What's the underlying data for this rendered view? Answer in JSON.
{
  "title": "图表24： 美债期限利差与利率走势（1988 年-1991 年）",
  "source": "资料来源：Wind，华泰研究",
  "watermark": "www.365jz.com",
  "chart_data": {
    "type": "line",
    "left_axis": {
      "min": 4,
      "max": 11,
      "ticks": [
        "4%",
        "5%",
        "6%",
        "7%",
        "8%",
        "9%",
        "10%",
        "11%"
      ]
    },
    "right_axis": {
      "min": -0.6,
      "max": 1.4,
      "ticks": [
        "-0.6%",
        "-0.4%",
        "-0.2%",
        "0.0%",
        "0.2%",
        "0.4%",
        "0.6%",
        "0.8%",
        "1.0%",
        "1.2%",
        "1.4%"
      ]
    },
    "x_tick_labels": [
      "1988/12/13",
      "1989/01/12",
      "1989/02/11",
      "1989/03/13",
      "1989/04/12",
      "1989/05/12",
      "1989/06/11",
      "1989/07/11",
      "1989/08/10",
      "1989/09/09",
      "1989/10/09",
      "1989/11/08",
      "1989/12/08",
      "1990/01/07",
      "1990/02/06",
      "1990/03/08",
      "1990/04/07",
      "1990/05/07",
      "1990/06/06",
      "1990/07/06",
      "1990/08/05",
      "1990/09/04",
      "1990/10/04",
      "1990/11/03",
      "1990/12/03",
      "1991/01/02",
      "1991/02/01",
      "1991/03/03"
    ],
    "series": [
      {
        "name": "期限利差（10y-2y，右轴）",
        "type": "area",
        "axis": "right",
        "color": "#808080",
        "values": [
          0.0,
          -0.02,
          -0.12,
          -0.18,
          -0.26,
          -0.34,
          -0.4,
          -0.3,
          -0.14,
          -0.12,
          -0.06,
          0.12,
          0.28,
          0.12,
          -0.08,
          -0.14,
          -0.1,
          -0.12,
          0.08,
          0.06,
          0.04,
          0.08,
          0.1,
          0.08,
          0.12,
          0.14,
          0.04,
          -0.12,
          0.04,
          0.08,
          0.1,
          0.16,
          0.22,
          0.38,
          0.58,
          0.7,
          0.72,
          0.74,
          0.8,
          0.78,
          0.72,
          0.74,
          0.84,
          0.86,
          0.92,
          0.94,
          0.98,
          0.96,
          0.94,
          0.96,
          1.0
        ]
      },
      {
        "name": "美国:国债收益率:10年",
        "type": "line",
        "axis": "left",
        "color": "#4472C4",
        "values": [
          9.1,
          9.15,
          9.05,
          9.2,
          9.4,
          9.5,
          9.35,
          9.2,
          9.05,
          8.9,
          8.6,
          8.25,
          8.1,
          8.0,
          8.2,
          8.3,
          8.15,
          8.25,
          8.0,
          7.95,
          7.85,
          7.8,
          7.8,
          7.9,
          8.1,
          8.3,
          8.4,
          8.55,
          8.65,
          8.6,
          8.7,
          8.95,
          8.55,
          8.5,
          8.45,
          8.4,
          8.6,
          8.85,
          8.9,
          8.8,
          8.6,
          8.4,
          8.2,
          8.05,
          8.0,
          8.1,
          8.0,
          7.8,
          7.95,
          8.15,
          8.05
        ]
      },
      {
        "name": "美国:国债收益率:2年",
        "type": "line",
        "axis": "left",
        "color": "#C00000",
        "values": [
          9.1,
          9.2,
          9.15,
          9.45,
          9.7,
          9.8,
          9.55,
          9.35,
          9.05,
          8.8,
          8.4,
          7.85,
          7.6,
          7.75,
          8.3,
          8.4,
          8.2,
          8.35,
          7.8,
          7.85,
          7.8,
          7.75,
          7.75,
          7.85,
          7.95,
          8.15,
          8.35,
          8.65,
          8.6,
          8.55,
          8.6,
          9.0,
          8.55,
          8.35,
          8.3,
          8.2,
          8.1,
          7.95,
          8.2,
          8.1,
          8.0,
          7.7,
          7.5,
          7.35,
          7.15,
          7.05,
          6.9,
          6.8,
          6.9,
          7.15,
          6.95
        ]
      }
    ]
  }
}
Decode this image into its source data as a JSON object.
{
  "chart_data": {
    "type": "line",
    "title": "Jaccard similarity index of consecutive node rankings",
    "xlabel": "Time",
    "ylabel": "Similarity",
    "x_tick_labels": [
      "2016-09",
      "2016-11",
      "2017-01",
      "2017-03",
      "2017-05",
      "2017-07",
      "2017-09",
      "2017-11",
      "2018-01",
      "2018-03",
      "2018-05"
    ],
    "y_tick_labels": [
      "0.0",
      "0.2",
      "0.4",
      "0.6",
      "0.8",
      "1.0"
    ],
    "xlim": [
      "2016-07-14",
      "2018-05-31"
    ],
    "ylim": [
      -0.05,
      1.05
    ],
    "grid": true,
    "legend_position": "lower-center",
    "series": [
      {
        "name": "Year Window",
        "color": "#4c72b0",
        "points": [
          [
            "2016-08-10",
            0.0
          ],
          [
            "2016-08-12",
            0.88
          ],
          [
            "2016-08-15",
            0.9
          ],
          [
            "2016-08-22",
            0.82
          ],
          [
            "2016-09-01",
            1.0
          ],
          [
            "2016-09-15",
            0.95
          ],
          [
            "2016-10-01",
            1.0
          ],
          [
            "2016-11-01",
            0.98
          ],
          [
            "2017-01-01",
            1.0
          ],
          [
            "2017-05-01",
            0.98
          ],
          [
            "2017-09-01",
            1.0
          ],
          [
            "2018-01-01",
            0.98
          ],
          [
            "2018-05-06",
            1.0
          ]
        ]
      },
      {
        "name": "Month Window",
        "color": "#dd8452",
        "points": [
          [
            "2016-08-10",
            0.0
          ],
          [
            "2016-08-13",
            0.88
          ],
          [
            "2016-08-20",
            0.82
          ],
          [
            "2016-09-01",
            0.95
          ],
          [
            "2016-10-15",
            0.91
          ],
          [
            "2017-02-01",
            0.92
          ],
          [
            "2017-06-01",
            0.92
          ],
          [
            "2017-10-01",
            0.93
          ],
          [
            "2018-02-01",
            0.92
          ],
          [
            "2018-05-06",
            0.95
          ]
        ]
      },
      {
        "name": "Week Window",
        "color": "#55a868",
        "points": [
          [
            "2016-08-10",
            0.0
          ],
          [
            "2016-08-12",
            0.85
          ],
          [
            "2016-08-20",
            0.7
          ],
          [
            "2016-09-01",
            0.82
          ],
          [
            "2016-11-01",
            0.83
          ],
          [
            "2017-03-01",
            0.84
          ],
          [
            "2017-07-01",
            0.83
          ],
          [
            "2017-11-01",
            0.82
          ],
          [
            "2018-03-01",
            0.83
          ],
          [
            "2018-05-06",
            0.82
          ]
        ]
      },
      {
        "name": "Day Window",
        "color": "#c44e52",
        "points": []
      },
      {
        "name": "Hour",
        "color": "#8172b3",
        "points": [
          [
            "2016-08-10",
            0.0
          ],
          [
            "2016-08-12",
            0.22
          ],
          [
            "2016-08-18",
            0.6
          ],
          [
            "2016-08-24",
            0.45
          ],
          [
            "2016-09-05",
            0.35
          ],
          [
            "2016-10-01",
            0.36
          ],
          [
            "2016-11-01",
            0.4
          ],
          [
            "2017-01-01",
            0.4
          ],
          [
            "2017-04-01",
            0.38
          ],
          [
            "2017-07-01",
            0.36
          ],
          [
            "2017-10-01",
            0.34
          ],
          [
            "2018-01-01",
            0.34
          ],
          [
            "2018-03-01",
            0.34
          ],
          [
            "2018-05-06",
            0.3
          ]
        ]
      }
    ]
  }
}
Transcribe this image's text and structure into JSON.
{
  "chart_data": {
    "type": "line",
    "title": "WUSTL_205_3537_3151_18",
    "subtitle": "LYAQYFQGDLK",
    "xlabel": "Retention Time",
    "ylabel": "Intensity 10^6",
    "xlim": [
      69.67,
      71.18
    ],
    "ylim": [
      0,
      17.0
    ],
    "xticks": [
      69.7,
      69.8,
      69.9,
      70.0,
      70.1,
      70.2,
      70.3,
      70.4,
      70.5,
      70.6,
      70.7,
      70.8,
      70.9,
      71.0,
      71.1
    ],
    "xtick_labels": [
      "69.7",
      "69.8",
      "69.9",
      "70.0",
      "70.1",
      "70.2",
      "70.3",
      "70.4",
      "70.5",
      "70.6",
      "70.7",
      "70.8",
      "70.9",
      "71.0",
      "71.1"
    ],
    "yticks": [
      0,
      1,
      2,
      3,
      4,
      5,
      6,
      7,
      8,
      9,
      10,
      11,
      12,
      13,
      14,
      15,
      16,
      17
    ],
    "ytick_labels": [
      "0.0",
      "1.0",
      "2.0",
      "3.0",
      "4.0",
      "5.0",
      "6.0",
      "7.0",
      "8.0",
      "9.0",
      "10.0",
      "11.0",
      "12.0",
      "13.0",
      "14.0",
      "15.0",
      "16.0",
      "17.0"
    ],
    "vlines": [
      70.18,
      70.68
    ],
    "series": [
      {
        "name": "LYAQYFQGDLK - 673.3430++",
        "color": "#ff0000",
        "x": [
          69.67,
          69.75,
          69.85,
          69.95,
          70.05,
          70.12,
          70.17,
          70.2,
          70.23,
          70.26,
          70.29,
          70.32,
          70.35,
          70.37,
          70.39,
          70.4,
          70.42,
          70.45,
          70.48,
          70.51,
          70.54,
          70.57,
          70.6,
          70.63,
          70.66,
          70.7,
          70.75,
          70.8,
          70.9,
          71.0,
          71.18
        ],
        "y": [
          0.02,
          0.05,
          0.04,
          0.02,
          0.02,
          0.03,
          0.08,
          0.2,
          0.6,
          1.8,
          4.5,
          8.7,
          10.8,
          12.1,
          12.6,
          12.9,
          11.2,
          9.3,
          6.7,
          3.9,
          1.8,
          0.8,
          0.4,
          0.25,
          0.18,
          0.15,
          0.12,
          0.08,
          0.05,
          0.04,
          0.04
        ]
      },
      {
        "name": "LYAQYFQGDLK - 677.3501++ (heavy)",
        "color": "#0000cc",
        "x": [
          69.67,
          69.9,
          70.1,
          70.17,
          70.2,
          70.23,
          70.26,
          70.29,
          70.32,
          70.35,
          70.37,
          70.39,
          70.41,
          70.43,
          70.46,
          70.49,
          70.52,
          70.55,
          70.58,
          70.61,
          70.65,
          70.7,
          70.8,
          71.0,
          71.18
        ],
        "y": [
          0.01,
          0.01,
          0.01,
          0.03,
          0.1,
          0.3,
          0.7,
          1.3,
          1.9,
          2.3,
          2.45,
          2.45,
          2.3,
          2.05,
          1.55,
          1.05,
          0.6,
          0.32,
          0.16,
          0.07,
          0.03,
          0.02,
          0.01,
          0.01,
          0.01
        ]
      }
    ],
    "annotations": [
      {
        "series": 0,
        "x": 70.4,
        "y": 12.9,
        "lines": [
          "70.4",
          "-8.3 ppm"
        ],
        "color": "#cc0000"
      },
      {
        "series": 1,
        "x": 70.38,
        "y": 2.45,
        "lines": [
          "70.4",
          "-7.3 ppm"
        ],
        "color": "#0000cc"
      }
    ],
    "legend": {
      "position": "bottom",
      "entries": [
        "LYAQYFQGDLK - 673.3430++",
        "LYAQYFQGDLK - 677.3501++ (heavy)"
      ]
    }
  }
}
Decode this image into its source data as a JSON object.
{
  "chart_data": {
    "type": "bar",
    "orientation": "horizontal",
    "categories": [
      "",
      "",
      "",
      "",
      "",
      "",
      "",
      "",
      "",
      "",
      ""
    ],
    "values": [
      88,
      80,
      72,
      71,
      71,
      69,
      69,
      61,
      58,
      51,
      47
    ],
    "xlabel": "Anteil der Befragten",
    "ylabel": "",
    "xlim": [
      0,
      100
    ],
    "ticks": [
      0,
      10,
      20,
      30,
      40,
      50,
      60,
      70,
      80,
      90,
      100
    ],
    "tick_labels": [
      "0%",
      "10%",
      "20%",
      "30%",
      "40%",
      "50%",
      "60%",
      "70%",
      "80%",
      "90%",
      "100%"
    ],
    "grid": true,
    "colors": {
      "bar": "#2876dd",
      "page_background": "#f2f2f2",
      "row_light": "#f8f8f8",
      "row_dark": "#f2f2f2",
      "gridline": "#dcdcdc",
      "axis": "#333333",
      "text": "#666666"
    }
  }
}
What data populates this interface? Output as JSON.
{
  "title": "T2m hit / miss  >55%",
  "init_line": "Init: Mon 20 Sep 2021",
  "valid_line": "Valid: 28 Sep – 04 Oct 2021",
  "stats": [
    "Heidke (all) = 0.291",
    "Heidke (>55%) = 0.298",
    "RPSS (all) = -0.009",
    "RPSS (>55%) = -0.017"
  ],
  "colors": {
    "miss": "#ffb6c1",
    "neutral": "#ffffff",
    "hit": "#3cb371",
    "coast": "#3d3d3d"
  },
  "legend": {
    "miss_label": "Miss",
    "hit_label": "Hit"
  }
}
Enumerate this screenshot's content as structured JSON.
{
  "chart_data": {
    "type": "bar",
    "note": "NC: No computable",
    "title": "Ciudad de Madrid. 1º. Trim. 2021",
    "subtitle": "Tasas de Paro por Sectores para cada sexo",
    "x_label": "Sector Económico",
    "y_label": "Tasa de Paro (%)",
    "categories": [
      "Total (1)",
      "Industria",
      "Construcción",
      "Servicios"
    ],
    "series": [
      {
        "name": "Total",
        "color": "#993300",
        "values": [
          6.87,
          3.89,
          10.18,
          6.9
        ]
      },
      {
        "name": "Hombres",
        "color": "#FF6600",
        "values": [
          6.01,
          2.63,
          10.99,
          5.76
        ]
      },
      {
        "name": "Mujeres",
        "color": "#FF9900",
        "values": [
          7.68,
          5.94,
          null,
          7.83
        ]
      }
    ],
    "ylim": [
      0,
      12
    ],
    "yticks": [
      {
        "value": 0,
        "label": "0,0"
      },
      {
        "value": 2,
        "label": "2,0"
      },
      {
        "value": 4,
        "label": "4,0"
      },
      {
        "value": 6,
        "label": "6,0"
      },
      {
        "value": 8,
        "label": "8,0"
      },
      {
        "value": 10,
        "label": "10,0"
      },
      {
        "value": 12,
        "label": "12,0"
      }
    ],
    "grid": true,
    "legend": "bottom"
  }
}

What you need to do -
Return the line that contains "What data populates" along with every line after it through the end of the entries, exactly, adding nothing.

Result of the task -
What data populates this interface? Output as JSON.
{
  "title": "T2m hit / miss  >55%",
  "init_line": "Init: Mon 20 Sep 2021",
  "valid_line": "Valid: 28 Sep – 04 Oct 2021",
  "stats": [
    "Heidke (all) = 0.291",
    "Heidke (>55%) = 0.298",
    "RPSS (all) = -0.009",
    "RPSS (>55%) = -0.017"
  ],
  "colors": {
    "miss": "#ffb6c1",
    "neutral": "#ffffff",
    "hit": "#3cb371",
    "coast": "#3d3d3d"
  },
  "legend": {
    "miss_label": "Miss",
    "hit_label": "Hit"
  }
}
Enumerate this screenshot's content as structured JSON.
{
  "chart_data": {
    "type": "bar",
    "note": "NC: No computable",
    "title": "Ciudad de Madrid. 1º. Trim. 2021",
    "subtitle": "Tasas de Paro por Sectores para cada sexo",
    "x_label": "Sector Económico",
    "y_label": "Tasa de Paro (%)",
    "categories": [
      "Total (1)",
      "Industria",
      "Construcción",
      "Servicios"
    ],
    "series": [
      {
        "name": "Total",
        "color": "#993300",
        "values": [
          6.87,
          3.89,
          10.18,
          6.9
        ]
      },
      {
        "name": "Hombres",
        "color": "#FF6600",
        "values": [
          6.01,
          2.63,
          10.99,
          5.76
        ]
      },
      {
        "name": "Mujeres",
        "color": "#FF9900",
        "values": [
          7.68,
          5.94,
          null,
          7.83
        ]
      }
    ],
    "ylim": [
      0,
      12
    ],
    "yticks": [
      {
        "value": 0,
        "label": "0,0"
      },
      {
        "value": 2,
        "label": "2,0"
      },
      {
        "value": 4,
        "label": "4,0"
      },
      {
        "value": 6,
        "label": "6,0"
      },
      {
        "value": 8,
        "label": "8,0"
      },
      {
        "value": 10,
        "label": "10,0"
      },
      {
        "value": 12,
        "label": "12,0"
      }
    ],
    "grid": true,
    "legend": "bottom"
  }
}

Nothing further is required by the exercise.